▸ Given data:
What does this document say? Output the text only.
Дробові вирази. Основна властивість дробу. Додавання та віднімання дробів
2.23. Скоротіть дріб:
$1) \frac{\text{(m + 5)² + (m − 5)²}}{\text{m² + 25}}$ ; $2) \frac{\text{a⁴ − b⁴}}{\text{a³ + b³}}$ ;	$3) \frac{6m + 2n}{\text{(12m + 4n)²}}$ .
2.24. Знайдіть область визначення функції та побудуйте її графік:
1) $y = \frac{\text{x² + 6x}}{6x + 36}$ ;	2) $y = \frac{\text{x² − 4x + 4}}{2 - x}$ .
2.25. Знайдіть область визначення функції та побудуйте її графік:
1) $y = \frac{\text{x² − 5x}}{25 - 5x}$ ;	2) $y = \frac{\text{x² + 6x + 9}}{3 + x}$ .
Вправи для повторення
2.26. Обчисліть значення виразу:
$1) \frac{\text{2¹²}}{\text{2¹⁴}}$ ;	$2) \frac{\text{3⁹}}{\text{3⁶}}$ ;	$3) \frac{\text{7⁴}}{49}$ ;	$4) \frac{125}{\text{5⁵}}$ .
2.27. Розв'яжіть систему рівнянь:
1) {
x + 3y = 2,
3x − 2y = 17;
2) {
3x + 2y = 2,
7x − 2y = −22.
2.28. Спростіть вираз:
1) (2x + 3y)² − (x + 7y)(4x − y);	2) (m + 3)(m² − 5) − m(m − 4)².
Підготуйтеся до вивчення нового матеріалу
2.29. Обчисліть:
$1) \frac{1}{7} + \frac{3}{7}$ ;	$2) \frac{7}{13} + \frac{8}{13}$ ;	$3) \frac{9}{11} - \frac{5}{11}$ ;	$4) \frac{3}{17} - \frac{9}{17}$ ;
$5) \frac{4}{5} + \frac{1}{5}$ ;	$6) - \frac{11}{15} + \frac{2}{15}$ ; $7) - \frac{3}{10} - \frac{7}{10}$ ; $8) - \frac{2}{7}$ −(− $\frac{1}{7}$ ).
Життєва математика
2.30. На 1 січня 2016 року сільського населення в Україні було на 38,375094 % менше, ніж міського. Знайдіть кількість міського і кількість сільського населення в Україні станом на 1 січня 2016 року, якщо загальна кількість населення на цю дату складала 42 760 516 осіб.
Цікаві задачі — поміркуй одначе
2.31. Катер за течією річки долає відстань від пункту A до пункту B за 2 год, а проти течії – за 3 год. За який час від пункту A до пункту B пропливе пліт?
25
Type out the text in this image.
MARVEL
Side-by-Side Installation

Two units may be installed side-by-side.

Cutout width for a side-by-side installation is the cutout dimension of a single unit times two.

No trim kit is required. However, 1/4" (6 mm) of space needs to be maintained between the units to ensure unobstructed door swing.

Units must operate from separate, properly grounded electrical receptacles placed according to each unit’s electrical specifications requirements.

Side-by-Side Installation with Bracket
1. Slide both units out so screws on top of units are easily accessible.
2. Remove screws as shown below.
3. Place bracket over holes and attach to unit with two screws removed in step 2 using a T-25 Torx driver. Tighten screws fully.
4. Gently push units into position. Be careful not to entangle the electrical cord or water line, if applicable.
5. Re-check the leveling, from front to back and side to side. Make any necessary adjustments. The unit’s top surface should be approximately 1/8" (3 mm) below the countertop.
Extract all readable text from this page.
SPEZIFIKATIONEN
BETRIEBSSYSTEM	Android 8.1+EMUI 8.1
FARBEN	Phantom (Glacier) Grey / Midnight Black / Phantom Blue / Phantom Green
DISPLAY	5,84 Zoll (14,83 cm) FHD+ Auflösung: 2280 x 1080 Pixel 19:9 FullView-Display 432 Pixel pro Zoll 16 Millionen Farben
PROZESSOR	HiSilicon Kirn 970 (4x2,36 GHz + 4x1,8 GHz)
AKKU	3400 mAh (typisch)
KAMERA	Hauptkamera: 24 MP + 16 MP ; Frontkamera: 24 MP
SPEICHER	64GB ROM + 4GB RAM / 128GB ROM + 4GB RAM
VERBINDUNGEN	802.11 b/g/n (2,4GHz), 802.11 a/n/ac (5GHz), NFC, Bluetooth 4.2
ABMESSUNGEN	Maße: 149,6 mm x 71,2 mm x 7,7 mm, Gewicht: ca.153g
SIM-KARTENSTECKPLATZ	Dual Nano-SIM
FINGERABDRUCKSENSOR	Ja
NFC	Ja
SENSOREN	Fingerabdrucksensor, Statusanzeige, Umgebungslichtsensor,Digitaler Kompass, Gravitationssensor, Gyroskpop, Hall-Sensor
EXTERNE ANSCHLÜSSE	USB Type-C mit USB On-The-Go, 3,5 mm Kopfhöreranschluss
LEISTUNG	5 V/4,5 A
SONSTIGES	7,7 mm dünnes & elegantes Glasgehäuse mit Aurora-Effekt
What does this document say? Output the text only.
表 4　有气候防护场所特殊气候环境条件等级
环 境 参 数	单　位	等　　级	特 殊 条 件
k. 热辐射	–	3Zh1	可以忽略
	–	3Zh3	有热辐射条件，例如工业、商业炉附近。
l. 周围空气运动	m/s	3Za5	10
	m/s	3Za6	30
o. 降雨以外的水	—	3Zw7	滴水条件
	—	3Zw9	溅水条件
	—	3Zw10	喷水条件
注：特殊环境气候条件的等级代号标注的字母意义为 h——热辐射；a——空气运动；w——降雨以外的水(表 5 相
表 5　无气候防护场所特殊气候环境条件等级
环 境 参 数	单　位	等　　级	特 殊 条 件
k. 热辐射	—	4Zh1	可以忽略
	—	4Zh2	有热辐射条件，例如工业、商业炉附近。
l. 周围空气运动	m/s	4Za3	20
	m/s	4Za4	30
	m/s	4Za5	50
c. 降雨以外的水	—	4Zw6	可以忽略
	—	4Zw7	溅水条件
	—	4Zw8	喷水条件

▸ Problem description: Show all lines from the data above in which the word "Type" appears.

▸ Solved exercise:
Type out the text in this image.
EXTERNE ANSCHLÜSSE	USB Type-C mit USB On-The-Go, 3,5 mm Kopfhöreranschluss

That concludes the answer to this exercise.